Exercise task: Search the material below for the word "Satz" and copy every line in which it occurs.

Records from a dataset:
....
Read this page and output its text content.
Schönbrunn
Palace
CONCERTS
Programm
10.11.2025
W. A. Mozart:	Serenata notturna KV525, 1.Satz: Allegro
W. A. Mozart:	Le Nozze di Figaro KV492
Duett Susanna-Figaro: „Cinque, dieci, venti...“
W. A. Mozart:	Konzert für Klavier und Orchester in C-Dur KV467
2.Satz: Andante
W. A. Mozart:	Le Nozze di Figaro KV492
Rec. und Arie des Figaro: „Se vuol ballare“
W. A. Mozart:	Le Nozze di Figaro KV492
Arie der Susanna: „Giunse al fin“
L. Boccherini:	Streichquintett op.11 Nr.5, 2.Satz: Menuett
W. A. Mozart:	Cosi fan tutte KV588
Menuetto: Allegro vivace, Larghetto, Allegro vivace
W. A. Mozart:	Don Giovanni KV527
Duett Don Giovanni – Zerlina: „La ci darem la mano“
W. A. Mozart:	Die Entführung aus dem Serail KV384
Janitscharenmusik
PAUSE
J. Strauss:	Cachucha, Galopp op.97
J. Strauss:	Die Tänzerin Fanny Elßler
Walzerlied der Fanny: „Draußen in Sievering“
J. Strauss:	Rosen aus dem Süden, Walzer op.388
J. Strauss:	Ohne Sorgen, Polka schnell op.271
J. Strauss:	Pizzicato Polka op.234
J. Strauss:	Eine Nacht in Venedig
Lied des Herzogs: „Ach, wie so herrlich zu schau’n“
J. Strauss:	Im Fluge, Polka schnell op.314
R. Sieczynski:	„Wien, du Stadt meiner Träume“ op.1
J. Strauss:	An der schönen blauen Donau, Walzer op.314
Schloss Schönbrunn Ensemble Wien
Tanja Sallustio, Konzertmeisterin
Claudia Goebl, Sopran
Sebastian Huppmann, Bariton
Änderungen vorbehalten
....
Exercise result:
W. A. Mozart:	Serenata notturna KV525, 1.Satz: Allegro
2.Satz: Andante
L. Boccherini:	Streichquintett op.11 Nr.5, 2.Satz: Menuett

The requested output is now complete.